══ Stored rows
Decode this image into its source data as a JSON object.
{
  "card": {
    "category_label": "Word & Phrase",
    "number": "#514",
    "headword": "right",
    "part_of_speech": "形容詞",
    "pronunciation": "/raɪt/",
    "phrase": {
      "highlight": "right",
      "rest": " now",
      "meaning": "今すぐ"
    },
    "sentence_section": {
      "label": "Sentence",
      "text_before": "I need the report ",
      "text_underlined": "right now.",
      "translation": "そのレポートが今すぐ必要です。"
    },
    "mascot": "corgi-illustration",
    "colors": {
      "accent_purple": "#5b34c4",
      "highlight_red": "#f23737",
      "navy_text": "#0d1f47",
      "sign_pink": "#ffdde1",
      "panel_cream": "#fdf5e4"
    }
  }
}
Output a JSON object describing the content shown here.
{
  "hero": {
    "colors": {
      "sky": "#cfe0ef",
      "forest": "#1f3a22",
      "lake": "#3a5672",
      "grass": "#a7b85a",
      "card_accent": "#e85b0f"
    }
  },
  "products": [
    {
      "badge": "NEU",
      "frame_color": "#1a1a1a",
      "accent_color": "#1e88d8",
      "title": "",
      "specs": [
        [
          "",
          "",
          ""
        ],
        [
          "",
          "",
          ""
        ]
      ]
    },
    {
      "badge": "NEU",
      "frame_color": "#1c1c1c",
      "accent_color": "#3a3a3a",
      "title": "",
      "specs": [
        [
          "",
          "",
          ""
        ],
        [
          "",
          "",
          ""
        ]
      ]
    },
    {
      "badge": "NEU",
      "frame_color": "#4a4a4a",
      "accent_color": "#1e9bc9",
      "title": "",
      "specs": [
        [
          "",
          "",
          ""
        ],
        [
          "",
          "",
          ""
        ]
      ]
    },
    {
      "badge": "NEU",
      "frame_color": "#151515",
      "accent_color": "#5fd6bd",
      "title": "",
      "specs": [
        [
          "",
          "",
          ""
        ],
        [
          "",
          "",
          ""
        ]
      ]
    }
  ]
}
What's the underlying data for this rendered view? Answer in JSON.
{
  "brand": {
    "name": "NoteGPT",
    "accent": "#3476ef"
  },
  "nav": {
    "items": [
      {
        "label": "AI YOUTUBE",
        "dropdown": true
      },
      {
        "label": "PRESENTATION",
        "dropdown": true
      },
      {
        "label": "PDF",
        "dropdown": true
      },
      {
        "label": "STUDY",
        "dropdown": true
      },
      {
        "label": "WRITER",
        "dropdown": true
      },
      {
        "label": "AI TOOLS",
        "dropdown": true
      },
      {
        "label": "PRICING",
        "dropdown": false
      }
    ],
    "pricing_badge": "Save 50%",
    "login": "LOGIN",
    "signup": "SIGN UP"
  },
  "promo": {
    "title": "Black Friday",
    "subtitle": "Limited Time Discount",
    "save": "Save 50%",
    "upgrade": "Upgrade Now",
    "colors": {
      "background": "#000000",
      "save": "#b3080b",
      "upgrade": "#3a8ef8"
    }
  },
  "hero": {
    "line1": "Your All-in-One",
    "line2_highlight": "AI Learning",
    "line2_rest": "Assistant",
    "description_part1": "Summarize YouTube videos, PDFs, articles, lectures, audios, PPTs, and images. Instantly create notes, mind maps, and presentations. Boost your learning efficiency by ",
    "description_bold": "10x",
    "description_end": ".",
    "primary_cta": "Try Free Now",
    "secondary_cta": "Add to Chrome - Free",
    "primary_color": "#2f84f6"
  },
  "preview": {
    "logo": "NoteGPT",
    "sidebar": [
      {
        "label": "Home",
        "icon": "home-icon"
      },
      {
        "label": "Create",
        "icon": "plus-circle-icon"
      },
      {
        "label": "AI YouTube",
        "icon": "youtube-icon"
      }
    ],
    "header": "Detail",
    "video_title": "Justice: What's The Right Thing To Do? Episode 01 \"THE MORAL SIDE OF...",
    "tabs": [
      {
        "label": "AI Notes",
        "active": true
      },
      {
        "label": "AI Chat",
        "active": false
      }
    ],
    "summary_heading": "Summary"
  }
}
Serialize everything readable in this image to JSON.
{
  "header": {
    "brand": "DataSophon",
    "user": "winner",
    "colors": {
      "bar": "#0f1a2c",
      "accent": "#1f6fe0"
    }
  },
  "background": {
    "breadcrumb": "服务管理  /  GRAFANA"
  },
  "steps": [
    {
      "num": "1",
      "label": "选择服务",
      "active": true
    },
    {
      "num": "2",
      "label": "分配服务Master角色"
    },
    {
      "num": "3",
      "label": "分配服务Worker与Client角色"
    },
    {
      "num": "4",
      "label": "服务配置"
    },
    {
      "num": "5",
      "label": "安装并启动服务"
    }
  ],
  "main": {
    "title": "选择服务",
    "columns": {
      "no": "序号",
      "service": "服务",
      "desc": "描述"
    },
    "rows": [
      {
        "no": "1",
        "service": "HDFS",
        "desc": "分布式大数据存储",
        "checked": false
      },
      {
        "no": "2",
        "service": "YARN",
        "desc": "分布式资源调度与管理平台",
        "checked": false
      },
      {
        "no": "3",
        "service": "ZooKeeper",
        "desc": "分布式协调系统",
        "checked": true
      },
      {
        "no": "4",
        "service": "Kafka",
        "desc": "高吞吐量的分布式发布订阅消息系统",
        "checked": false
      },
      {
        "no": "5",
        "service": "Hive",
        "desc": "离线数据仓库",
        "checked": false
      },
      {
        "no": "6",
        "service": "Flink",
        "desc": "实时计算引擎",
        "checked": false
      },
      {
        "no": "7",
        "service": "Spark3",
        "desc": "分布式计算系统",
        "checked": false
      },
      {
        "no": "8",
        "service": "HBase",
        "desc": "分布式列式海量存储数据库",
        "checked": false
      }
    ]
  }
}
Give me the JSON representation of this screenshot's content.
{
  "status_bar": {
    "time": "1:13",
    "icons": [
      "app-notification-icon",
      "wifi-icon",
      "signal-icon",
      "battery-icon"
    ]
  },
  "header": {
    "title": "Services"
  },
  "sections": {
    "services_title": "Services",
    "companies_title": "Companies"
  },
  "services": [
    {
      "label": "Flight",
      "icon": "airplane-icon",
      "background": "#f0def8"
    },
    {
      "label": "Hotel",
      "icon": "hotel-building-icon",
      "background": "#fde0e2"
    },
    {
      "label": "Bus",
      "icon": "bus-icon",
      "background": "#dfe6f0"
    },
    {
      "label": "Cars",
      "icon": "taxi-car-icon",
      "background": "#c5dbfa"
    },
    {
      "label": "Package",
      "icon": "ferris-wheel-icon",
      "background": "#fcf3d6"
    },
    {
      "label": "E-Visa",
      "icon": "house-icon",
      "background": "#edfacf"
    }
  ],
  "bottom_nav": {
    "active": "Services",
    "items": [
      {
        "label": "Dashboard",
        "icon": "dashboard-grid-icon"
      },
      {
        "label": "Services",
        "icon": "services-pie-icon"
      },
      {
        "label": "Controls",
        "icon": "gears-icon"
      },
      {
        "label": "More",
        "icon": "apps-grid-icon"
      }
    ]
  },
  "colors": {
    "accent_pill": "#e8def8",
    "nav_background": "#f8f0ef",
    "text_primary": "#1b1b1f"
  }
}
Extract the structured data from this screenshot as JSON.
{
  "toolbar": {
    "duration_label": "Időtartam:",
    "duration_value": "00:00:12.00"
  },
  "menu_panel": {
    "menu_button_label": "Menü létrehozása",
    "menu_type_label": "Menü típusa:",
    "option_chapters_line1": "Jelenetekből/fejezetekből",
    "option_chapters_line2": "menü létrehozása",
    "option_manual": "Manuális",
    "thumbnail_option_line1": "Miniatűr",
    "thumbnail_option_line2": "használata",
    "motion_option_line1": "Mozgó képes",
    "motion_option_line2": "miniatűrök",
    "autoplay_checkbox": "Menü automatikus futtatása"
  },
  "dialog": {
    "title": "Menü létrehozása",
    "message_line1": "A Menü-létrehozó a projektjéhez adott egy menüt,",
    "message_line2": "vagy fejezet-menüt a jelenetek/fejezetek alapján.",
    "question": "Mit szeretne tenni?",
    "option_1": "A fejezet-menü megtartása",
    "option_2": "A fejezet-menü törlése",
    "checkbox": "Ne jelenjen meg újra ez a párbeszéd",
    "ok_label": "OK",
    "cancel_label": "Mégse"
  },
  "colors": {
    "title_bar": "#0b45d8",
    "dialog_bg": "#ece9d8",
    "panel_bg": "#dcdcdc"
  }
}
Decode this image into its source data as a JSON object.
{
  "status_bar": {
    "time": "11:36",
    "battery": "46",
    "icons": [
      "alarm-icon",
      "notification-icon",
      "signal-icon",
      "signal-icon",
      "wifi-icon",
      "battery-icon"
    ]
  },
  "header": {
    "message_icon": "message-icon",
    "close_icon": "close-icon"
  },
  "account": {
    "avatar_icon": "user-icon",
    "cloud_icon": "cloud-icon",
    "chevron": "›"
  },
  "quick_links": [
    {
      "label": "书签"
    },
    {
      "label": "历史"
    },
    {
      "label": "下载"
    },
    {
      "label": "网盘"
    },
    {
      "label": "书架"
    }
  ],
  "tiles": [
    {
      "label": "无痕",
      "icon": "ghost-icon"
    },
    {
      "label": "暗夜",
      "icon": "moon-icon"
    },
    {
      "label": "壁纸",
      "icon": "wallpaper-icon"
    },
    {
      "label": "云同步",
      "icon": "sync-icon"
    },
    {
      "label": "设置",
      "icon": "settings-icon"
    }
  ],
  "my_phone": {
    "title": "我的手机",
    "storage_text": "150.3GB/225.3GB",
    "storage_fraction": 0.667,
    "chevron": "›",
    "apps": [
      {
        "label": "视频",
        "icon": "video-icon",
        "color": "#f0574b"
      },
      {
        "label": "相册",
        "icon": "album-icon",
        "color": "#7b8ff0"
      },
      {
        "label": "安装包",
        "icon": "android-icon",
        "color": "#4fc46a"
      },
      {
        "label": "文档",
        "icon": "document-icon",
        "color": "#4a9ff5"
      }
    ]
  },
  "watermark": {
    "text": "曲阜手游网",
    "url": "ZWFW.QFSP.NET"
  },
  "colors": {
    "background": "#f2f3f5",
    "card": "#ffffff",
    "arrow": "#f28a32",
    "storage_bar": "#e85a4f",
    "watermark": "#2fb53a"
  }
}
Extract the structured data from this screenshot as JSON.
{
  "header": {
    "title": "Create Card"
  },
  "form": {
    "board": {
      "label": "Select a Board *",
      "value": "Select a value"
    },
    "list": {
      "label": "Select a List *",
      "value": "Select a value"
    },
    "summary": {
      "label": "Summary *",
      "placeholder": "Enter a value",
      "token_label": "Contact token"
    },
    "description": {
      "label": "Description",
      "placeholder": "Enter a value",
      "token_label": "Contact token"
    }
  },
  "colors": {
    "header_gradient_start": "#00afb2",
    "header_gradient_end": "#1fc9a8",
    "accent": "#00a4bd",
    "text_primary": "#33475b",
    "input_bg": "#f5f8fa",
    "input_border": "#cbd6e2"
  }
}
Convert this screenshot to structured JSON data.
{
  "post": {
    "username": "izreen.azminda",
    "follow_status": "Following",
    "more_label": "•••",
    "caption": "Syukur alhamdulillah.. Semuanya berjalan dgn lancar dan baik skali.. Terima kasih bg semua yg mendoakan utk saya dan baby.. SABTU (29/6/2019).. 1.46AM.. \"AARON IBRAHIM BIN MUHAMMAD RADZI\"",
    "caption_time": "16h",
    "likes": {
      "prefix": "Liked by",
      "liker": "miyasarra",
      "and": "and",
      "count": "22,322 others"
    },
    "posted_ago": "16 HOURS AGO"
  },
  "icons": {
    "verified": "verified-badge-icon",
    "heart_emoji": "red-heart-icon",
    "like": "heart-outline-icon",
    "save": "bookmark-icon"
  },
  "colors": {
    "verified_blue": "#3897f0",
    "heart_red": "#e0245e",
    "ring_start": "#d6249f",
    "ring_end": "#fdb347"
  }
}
════
Repeat exactly the lines above from the line that contains "Convert this screenshot" through the end. Include both of these ends; leave out everything else.

> [The solution]
Convert this screenshot to structured JSON data.
{
  "post": {
    "username": "izreen.azminda",
    "follow_status": "Following",
    "more_label": "•••",
    "caption": "Syukur alhamdulillah.. Semuanya berjalan dgn lancar dan baik skali.. Terima kasih bg semua yg mendoakan utk saya dan baby.. SABTU (29/6/2019).. 1.46AM.. \"AARON IBRAHIM BIN MUHAMMAD RADZI\"",
    "caption_time": "16h",
    "likes": {
      "prefix": "Liked by",
      "liker": "miyasarra",
      "and": "and",
      "count": "22,322 others"
    },
    "posted_ago": "16 HOURS AGO"
  },
  "icons": {
    "verified": "verified-badge-icon",
    "heart_emoji": "red-heart-icon",
    "like": "heart-outline-icon",
    "save": "bookmark-icon"
  },
  "colors": {
    "verified_blue": "#3897f0",
    "heart_red": "#e0245e",
    "ring_start": "#d6249f",
    "ring_end": "#fdb347"
  }
}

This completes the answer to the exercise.